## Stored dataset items

#####

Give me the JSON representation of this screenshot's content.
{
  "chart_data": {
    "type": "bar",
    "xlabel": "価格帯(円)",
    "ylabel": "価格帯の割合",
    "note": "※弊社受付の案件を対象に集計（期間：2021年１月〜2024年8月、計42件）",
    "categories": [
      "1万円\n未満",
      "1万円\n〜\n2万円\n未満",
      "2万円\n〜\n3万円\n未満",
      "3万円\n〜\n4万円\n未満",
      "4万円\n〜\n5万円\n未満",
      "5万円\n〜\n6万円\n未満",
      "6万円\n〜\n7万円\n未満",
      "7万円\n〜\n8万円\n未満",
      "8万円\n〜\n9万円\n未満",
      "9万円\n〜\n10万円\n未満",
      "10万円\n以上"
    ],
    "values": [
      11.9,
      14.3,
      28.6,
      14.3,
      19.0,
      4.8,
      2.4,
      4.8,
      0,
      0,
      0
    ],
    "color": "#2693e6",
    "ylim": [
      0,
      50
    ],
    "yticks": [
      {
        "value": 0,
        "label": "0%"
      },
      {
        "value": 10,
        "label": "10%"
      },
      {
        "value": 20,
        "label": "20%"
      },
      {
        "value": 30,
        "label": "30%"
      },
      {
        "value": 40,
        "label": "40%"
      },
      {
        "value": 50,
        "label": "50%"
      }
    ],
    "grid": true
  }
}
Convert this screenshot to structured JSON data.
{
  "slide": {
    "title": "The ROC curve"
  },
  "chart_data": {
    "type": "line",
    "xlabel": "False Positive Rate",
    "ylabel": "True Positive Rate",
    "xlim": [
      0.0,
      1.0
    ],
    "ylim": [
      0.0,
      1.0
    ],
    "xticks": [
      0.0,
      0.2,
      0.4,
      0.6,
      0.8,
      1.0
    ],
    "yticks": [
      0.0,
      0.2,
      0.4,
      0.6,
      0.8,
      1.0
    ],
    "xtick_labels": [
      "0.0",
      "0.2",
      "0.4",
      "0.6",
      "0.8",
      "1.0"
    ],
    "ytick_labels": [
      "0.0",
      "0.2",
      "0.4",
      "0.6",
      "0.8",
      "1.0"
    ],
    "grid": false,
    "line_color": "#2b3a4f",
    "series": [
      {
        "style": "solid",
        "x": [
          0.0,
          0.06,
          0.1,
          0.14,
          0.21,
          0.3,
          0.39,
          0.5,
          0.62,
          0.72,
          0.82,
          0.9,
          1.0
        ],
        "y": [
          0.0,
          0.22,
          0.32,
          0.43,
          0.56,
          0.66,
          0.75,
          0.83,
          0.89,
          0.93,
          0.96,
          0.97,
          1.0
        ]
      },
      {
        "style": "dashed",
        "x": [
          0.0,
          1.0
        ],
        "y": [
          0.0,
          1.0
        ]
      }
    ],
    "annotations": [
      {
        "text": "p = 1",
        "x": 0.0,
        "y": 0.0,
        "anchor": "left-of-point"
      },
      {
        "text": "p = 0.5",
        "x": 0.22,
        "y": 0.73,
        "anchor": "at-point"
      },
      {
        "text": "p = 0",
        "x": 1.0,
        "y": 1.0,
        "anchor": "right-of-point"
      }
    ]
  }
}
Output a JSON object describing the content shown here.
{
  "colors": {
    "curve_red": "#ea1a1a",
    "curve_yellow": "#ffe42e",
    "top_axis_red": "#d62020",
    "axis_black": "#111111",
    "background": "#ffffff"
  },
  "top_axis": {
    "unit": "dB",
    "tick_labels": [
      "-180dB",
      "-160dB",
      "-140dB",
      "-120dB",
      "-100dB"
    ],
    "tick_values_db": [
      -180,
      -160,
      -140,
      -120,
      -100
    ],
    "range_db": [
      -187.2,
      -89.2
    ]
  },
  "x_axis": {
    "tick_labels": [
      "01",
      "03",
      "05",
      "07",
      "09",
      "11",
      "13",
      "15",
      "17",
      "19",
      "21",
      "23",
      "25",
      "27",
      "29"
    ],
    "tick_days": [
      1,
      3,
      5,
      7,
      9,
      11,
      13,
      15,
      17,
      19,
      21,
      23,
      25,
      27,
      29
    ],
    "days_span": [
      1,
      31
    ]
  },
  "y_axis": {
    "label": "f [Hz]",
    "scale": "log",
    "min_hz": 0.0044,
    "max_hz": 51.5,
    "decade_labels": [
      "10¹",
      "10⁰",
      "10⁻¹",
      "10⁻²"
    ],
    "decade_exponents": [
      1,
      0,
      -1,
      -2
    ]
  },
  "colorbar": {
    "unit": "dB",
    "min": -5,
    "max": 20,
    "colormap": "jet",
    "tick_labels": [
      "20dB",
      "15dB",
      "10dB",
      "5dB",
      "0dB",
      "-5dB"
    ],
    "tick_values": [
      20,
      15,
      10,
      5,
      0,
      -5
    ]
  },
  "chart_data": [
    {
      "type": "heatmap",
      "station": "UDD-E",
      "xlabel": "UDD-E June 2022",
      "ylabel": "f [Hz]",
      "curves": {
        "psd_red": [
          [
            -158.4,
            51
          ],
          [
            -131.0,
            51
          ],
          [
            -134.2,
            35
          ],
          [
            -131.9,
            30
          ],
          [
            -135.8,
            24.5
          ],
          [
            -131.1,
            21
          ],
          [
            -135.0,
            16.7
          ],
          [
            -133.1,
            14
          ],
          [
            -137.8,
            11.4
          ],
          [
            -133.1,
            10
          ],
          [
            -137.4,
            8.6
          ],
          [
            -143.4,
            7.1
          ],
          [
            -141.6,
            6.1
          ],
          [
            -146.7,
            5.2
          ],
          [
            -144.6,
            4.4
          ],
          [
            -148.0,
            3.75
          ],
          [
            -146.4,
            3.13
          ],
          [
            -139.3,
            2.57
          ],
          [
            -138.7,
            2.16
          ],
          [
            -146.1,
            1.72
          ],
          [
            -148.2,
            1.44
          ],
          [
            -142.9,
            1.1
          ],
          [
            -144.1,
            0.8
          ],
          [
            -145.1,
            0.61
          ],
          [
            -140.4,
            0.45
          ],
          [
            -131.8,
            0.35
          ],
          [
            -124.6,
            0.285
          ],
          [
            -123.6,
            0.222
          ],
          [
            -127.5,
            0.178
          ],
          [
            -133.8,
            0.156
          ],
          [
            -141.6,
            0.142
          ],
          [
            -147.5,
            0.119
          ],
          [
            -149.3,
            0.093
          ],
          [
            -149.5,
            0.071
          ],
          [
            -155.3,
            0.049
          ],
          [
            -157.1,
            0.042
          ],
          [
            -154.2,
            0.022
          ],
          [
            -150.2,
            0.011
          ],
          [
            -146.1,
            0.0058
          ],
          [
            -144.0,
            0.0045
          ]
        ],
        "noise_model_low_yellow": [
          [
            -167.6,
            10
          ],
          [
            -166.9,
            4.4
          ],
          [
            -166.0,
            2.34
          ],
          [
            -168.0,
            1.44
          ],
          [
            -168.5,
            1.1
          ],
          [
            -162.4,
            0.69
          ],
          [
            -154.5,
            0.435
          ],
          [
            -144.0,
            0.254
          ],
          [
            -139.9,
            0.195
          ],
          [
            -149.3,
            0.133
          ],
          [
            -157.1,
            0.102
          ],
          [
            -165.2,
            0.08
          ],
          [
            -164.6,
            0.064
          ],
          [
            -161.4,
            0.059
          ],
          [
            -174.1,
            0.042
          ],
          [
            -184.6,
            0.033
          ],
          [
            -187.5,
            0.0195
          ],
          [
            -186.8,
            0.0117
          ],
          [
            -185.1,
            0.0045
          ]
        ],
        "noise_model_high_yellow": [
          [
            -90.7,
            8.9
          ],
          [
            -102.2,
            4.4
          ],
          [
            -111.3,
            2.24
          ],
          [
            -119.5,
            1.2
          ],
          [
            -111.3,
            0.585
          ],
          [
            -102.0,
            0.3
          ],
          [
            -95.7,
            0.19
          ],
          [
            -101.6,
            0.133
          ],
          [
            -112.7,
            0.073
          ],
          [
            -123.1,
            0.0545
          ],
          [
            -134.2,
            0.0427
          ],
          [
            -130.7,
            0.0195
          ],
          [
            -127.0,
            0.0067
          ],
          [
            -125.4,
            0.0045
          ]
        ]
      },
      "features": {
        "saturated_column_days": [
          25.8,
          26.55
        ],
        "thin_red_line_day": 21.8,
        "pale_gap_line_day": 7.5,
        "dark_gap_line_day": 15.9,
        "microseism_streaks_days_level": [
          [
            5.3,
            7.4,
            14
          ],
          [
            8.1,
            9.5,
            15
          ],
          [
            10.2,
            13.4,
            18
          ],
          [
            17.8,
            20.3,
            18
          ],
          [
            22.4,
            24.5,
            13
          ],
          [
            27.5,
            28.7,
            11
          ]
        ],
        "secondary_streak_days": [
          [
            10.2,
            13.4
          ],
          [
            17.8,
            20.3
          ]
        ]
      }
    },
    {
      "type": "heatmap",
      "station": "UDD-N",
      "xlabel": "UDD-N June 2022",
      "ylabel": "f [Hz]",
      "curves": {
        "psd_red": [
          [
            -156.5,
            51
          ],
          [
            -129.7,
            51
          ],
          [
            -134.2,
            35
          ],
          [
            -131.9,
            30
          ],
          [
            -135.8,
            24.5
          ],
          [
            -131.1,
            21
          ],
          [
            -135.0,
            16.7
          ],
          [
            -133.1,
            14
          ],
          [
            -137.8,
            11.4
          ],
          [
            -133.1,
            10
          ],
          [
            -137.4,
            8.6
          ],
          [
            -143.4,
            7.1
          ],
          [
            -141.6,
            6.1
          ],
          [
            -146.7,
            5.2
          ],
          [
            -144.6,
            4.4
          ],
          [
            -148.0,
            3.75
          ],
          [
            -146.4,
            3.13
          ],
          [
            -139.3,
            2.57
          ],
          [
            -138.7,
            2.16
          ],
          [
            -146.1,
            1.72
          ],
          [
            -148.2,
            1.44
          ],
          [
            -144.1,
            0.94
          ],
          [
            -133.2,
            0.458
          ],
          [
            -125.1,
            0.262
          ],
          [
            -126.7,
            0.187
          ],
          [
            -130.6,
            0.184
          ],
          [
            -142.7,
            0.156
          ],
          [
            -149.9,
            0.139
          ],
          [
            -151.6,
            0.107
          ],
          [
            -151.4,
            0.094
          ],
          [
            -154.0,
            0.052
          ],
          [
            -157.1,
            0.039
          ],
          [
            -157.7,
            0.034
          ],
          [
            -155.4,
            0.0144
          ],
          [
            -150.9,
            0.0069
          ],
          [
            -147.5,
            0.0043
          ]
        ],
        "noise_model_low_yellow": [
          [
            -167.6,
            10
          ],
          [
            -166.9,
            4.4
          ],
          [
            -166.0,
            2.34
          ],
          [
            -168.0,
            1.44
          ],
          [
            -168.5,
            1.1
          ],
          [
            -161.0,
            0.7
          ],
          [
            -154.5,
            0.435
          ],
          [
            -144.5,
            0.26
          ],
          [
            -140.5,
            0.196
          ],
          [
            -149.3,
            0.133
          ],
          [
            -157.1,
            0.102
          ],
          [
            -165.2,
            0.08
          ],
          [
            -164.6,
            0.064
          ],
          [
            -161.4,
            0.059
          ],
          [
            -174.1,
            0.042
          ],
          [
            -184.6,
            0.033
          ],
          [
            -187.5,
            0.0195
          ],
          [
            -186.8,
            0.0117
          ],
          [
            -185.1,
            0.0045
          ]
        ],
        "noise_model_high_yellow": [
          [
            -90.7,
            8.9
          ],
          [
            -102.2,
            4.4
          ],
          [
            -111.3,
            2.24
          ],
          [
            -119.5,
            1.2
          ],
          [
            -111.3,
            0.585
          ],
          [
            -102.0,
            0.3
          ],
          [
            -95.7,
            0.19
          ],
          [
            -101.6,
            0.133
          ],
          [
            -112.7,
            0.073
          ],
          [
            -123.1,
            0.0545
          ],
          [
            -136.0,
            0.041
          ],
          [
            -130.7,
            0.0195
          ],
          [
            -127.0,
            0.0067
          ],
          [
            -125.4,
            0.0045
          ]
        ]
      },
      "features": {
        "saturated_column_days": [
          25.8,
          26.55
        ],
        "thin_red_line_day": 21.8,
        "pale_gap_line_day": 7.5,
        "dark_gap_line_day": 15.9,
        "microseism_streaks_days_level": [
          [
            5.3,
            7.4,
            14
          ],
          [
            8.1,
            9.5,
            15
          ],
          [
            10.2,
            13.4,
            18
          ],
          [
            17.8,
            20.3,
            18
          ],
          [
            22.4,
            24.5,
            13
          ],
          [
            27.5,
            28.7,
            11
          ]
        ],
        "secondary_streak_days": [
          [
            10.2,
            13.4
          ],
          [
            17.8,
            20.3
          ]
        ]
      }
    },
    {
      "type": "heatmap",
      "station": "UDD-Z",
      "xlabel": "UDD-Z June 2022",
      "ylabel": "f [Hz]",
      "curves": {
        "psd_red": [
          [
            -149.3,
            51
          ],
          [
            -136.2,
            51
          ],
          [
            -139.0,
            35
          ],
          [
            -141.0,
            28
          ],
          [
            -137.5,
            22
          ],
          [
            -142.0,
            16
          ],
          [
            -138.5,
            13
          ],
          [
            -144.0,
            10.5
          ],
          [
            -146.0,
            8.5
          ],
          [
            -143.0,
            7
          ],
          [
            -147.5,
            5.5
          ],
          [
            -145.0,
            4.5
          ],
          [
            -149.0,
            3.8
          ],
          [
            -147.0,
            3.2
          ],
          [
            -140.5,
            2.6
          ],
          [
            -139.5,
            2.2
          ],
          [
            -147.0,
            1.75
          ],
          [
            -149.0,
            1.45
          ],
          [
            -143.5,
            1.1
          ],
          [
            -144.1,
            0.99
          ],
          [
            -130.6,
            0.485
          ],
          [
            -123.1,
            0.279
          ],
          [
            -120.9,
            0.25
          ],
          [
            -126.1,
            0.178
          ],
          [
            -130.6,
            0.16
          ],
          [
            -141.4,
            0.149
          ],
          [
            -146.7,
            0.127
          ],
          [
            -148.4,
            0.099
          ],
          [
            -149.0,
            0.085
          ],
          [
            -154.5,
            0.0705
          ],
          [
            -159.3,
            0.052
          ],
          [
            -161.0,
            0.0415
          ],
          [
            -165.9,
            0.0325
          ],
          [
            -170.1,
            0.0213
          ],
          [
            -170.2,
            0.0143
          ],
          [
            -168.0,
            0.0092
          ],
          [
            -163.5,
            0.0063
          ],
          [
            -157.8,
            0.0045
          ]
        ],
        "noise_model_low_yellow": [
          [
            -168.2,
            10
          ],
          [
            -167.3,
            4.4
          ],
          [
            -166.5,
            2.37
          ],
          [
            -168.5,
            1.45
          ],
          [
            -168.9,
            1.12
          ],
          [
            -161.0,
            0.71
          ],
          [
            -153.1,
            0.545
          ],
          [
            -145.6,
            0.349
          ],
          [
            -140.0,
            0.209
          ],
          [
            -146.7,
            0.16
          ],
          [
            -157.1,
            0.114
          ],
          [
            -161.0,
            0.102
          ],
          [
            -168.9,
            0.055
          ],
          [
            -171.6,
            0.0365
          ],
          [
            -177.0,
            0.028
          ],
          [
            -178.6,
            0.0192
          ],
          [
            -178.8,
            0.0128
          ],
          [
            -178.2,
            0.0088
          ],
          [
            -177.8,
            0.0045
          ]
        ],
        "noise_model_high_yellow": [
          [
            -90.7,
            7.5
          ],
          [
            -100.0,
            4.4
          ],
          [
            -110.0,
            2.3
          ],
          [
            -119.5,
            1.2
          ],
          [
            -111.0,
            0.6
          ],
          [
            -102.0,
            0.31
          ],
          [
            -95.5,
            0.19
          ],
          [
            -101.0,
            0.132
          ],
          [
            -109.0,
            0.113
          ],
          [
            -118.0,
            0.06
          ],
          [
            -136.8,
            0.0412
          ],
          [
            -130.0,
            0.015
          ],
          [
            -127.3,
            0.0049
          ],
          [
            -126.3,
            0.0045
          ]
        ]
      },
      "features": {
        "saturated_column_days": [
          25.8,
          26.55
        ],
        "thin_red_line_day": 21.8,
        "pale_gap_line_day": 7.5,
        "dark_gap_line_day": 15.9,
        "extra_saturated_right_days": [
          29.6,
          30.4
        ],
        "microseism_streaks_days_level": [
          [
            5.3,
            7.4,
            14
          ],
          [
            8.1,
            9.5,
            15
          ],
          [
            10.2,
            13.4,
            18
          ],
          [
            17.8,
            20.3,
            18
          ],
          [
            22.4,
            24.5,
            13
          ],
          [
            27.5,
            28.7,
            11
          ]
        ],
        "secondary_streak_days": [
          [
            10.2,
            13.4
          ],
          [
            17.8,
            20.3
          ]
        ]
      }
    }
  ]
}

#####

## Given instruction
Find every line that holds "screenshot" and copy it.

## Solution
Give me the JSON representation of this screenshot's content.
Convert this screenshot to structured JSON data.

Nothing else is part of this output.